(Some records)
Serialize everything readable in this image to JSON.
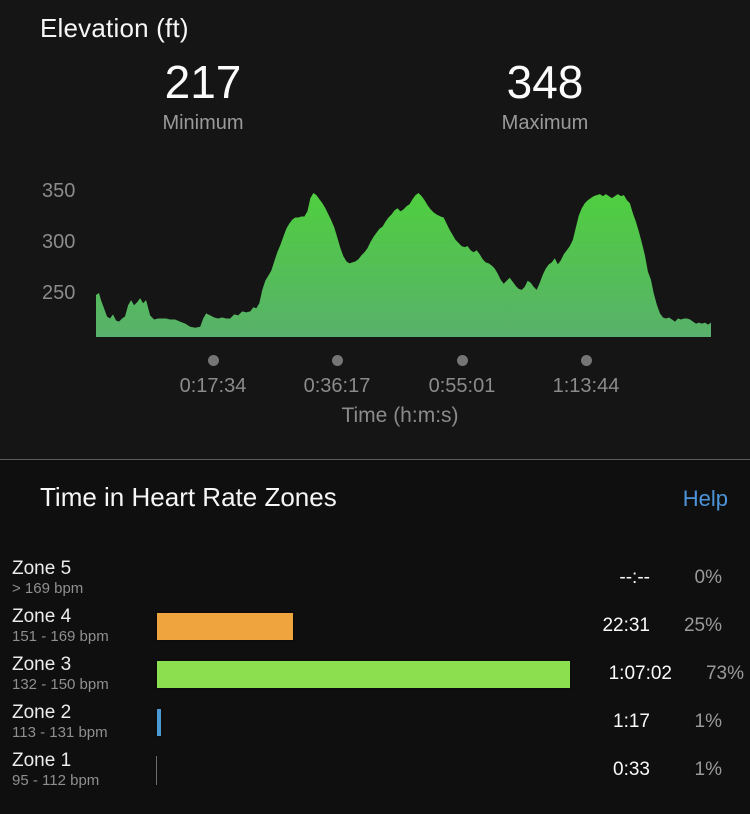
{
  "elevation": {
    "title": "Elevation (ft)",
    "min": {
      "value": "217",
      "label": "Minimum"
    },
    "max": {
      "value": "348",
      "label": "Maximum"
    }
  },
  "chart_data": {
    "type": "area",
    "title": "Elevation (ft)",
    "xlabel": "Time (h:m:s)",
    "ylabel": "Elevation (ft)",
    "ylim": [
      207,
      355
    ],
    "grid": false,
    "min_ft": 217,
    "max_ft": 348,
    "yticks": [
      "350",
      "300",
      "250"
    ],
    "xticks": [
      {
        "label": "0:17:34",
        "seconds": 1054
      },
      {
        "label": "0:36:17",
        "seconds": 2177
      },
      {
        "label": "0:55:01",
        "seconds": 3301
      },
      {
        "label": "1:13:44",
        "seconds": 4424
      }
    ],
    "area_gradient": [
      "#4fd03d",
      "#58b16a"
    ],
    "profile_sec_ft": [
      [
        0,
        248
      ],
      [
        27,
        250
      ],
      [
        45,
        243
      ],
      [
        72,
        235
      ],
      [
        99,
        227
      ],
      [
        126,
        225
      ],
      [
        153,
        229
      ],
      [
        180,
        223
      ],
      [
        207,
        222
      ],
      [
        234,
        225
      ],
      [
        261,
        227
      ],
      [
        288,
        238
      ],
      [
        315,
        243
      ],
      [
        342,
        238
      ],
      [
        369,
        241
      ],
      [
        396,
        245
      ],
      [
        423,
        240
      ],
      [
        450,
        243
      ],
      [
        486,
        228
      ],
      [
        522,
        224
      ],
      [
        558,
        225
      ],
      [
        594,
        225
      ],
      [
        630,
        225
      ],
      [
        666,
        224
      ],
      [
        711,
        224
      ],
      [
        756,
        222
      ],
      [
        801,
        220
      ],
      [
        846,
        217
      ],
      [
        891,
        216
      ],
      [
        936,
        217
      ],
      [
        963,
        225
      ],
      [
        990,
        230
      ],
      [
        1026,
        228
      ],
      [
        1062,
        226
      ],
      [
        1098,
        225
      ],
      [
        1134,
        226
      ],
      [
        1170,
        225
      ],
      [
        1206,
        225
      ],
      [
        1242,
        229
      ],
      [
        1278,
        228
      ],
      [
        1314,
        232
      ],
      [
        1350,
        231
      ],
      [
        1386,
        232
      ],
      [
        1413,
        236
      ],
      [
        1440,
        235
      ],
      [
        1467,
        240
      ],
      [
        1494,
        253
      ],
      [
        1521,
        262
      ],
      [
        1548,
        267
      ],
      [
        1575,
        272
      ],
      [
        1602,
        281
      ],
      [
        1629,
        290
      ],
      [
        1656,
        297
      ],
      [
        1683,
        305
      ],
      [
        1710,
        313
      ],
      [
        1737,
        318
      ],
      [
        1764,
        322
      ],
      [
        1791,
        324
      ],
      [
        1818,
        324
      ],
      [
        1845,
        325
      ],
      [
        1872,
        325
      ],
      [
        1899,
        330
      ],
      [
        1926,
        343
      ],
      [
        1953,
        348
      ],
      [
        1980,
        346
      ],
      [
        2007,
        342
      ],
      [
        2034,
        338
      ],
      [
        2061,
        333
      ],
      [
        2088,
        327
      ],
      [
        2115,
        321
      ],
      [
        2142,
        314
      ],
      [
        2169,
        304
      ],
      [
        2196,
        294
      ],
      [
        2223,
        286
      ],
      [
        2250,
        281
      ],
      [
        2277,
        279
      ],
      [
        2304,
        280
      ],
      [
        2331,
        281
      ],
      [
        2358,
        283
      ],
      [
        2385,
        287
      ],
      [
        2412,
        290
      ],
      [
        2439,
        294
      ],
      [
        2466,
        300
      ],
      [
        2493,
        305
      ],
      [
        2520,
        309
      ],
      [
        2547,
        313
      ],
      [
        2574,
        315
      ],
      [
        2601,
        320
      ],
      [
        2628,
        324
      ],
      [
        2655,
        327
      ],
      [
        2682,
        331
      ],
      [
        2709,
        333
      ],
      [
        2736,
        330
      ],
      [
        2763,
        332
      ],
      [
        2790,
        335
      ],
      [
        2817,
        337
      ],
      [
        2844,
        342
      ],
      [
        2871,
        346
      ],
      [
        2898,
        348
      ],
      [
        2925,
        345
      ],
      [
        2952,
        341
      ],
      [
        2979,
        336
      ],
      [
        3006,
        332
      ],
      [
        3033,
        329
      ],
      [
        3060,
        327
      ],
      [
        3096,
        325
      ],
      [
        3123,
        324
      ],
      [
        3150,
        318
      ],
      [
        3177,
        312
      ],
      [
        3204,
        307
      ],
      [
        3231,
        302
      ],
      [
        3258,
        299
      ],
      [
        3285,
        296
      ],
      [
        3312,
        295
      ],
      [
        3339,
        296
      ],
      [
        3366,
        292
      ],
      [
        3393,
        290
      ],
      [
        3420,
        292
      ],
      [
        3447,
        288
      ],
      [
        3474,
        283
      ],
      [
        3501,
        280
      ],
      [
        3528,
        279
      ],
      [
        3555,
        277
      ],
      [
        3582,
        274
      ],
      [
        3609,
        269
      ],
      [
        3636,
        263
      ],
      [
        3663,
        259
      ],
      [
        3690,
        262
      ],
      [
        3717,
        265
      ],
      [
        3744,
        261
      ],
      [
        3771,
        257
      ],
      [
        3798,
        254
      ],
      [
        3825,
        253
      ],
      [
        3852,
        256
      ],
      [
        3879,
        262
      ],
      [
        3906,
        260
      ],
      [
        3933,
        256
      ],
      [
        3960,
        253
      ],
      [
        3987,
        260
      ],
      [
        4014,
        268
      ],
      [
        4041,
        274
      ],
      [
        4068,
        278
      ],
      [
        4095,
        280
      ],
      [
        4122,
        284
      ],
      [
        4149,
        278
      ],
      [
        4176,
        282
      ],
      [
        4203,
        288
      ],
      [
        4230,
        292
      ],
      [
        4257,
        296
      ],
      [
        4284,
        302
      ],
      [
        4311,
        314
      ],
      [
        4338,
        326
      ],
      [
        4365,
        333
      ],
      [
        4392,
        338
      ],
      [
        4419,
        341
      ],
      [
        4446,
        343
      ],
      [
        4473,
        345
      ],
      [
        4500,
        346
      ],
      [
        4527,
        347
      ],
      [
        4554,
        345
      ],
      [
        4581,
        347
      ],
      [
        4608,
        345
      ],
      [
        4635,
        343
      ],
      [
        4662,
        345
      ],
      [
        4689,
        347
      ],
      [
        4716,
        345
      ],
      [
        4743,
        346
      ],
      [
        4770,
        341
      ],
      [
        4797,
        338
      ],
      [
        4824,
        328
      ],
      [
        4851,
        320
      ],
      [
        4878,
        310
      ],
      [
        4905,
        299
      ],
      [
        4932,
        287
      ],
      [
        4959,
        271
      ],
      [
        4986,
        263
      ],
      [
        5013,
        249
      ],
      [
        5040,
        238
      ],
      [
        5067,
        230
      ],
      [
        5094,
        226
      ],
      [
        5121,
        225
      ],
      [
        5148,
        226
      ],
      [
        5175,
        224
      ],
      [
        5202,
        222
      ],
      [
        5229,
        225
      ],
      [
        5256,
        224
      ],
      [
        5283,
        225
      ],
      [
        5310,
        225
      ],
      [
        5337,
        224
      ],
      [
        5364,
        222
      ],
      [
        5391,
        220
      ],
      [
        5418,
        221
      ],
      [
        5445,
        220
      ],
      [
        5472,
        221
      ],
      [
        5499,
        219
      ],
      [
        5526,
        221
      ]
    ]
  },
  "hr_zones": {
    "title": "Time in Heart Rate Zones",
    "help_label": "Help",
    "help_color": "#4d94da",
    "bar_colors": {
      "zone5": null,
      "zone4": "#f0a43e",
      "zone3": "#8ce04f",
      "zone2": "#4a9bd5",
      "zone1": "#707070"
    },
    "zones": [
      {
        "name": "Zone 5",
        "range": "> 169 bpm",
        "time": "--:--",
        "pct": "0%",
        "color": null
      },
      {
        "name": "Zone 4",
        "range": "151 - 169 bpm",
        "time": "22:31",
        "pct": "25%",
        "color": "#f0a43e"
      },
      {
        "name": "Zone 3",
        "range": "132 - 150 bpm",
        "time": "1:07:02",
        "pct": "73%",
        "color": "#8ce04f"
      },
      {
        "name": "Zone 2",
        "range": "113 - 131 bpm",
        "time": "1:17",
        "pct": "1%",
        "color": "#4a9bd5"
      },
      {
        "name": "Zone 1",
        "range": "95 - 112 bpm",
        "time": "0:33",
        "pct": "1%",
        "color": "#707070"
      }
    ]
  }
}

• INSTRUCTIONS FOR THE TASK:
Report the number of lines in the entries above that include the word "name" and add nothing to it.

• WORKED ANSWER:
5